Stated task: Find how many lines in the data below include the word "models", then write only that number.

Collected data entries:
——————————
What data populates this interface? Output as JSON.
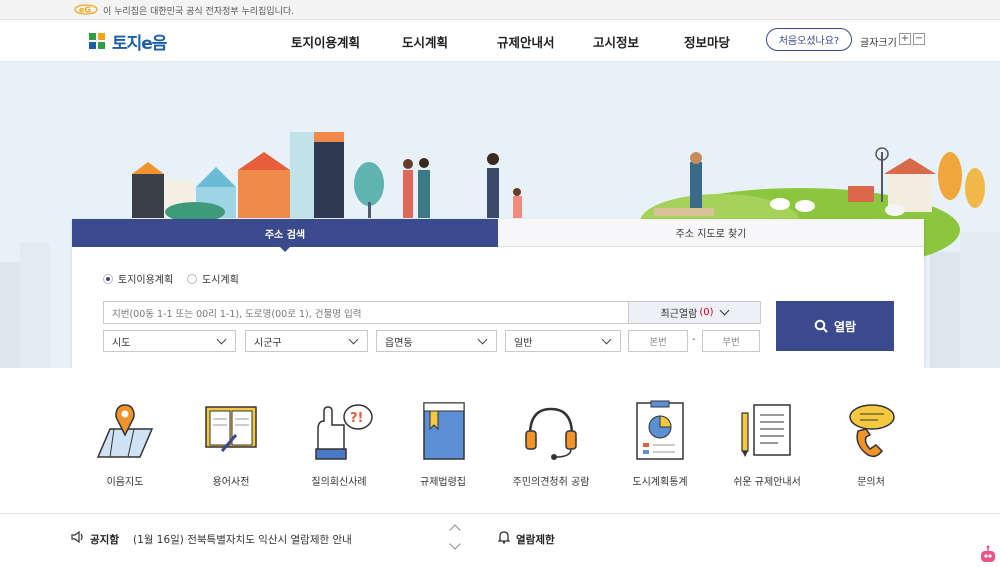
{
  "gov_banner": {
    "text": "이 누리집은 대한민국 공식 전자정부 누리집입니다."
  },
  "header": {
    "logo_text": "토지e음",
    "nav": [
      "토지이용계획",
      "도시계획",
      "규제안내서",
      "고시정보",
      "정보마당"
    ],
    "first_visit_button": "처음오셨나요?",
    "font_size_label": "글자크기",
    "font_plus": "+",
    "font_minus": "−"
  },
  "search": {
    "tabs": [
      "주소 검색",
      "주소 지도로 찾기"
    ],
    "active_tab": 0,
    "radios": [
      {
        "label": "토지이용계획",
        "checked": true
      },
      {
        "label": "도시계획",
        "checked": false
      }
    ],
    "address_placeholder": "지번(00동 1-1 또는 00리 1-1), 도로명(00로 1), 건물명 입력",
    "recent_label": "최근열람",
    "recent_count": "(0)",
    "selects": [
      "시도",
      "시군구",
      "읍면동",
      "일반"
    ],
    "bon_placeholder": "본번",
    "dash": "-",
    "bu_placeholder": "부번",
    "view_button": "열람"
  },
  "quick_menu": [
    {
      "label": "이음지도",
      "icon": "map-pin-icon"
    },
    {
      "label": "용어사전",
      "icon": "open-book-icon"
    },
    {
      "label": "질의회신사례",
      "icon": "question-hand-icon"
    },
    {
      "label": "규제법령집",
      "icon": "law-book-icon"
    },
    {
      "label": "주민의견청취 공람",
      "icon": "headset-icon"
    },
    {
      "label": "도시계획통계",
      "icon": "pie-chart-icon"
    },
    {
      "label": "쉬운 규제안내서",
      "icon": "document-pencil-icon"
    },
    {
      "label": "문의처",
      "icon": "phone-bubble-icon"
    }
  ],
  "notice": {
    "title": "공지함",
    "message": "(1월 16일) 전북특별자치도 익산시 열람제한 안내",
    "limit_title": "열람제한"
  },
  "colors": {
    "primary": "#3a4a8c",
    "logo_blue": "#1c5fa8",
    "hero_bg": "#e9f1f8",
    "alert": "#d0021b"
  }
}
——————————
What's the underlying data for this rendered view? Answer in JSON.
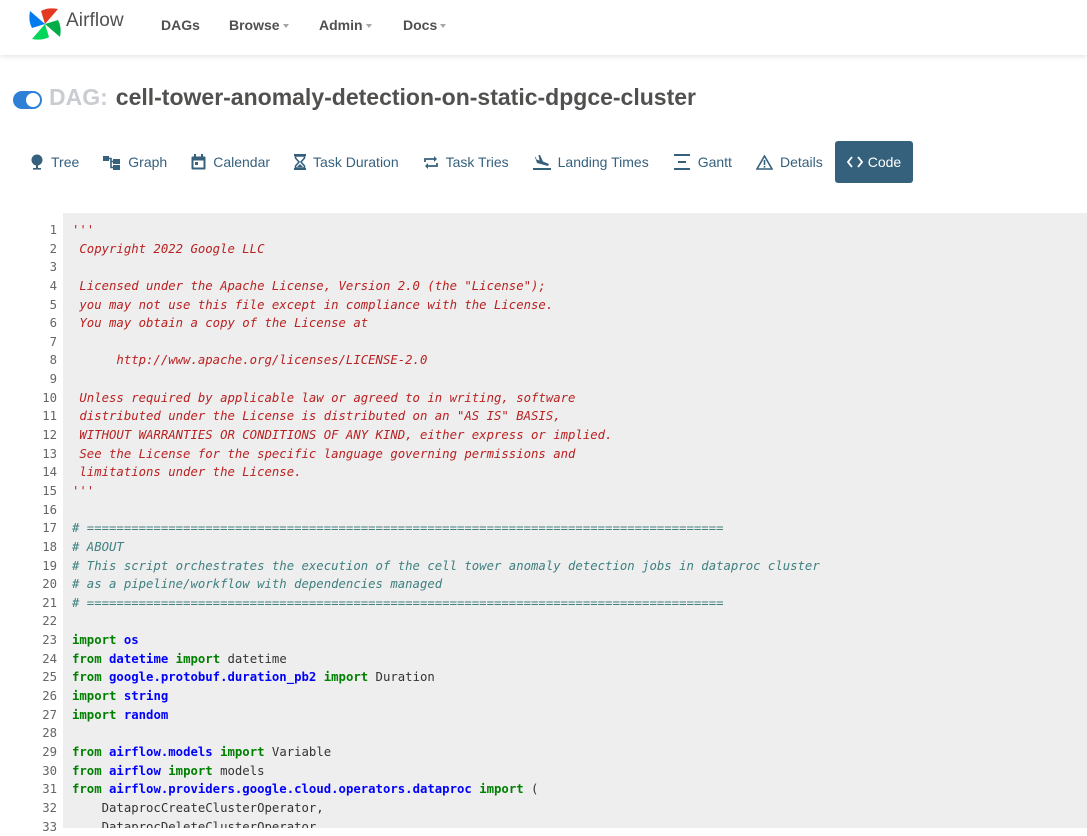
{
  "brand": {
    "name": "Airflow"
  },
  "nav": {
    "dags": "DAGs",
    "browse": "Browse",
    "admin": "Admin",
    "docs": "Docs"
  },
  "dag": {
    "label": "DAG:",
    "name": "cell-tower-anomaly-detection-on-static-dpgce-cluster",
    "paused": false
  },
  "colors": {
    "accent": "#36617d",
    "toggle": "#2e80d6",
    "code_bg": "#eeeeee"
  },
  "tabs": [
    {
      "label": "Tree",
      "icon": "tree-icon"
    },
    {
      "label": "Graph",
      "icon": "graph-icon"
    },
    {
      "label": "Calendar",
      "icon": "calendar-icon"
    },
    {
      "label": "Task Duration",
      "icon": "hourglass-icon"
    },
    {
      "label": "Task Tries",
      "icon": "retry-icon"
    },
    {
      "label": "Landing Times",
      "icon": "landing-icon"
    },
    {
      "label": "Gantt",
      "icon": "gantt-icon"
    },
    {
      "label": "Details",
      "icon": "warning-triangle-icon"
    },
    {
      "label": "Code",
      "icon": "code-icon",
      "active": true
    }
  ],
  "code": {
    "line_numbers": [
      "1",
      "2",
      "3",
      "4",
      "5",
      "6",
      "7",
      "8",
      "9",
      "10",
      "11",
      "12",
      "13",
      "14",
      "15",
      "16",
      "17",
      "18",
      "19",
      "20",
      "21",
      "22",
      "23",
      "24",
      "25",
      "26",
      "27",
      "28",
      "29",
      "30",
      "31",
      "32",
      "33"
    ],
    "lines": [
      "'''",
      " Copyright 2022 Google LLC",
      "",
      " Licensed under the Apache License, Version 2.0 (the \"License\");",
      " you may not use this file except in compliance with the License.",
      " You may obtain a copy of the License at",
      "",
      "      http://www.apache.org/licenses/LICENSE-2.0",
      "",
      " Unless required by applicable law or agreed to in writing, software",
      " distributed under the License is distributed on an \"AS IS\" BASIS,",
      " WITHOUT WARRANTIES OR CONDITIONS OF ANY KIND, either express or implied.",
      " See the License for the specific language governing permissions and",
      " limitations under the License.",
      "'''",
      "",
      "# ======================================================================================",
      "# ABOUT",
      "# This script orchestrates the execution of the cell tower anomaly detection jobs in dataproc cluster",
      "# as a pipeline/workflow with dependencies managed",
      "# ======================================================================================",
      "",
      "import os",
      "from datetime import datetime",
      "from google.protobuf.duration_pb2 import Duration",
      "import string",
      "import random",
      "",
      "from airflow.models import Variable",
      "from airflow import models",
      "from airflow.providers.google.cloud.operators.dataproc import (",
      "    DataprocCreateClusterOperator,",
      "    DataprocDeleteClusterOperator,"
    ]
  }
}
——————————
Result: 2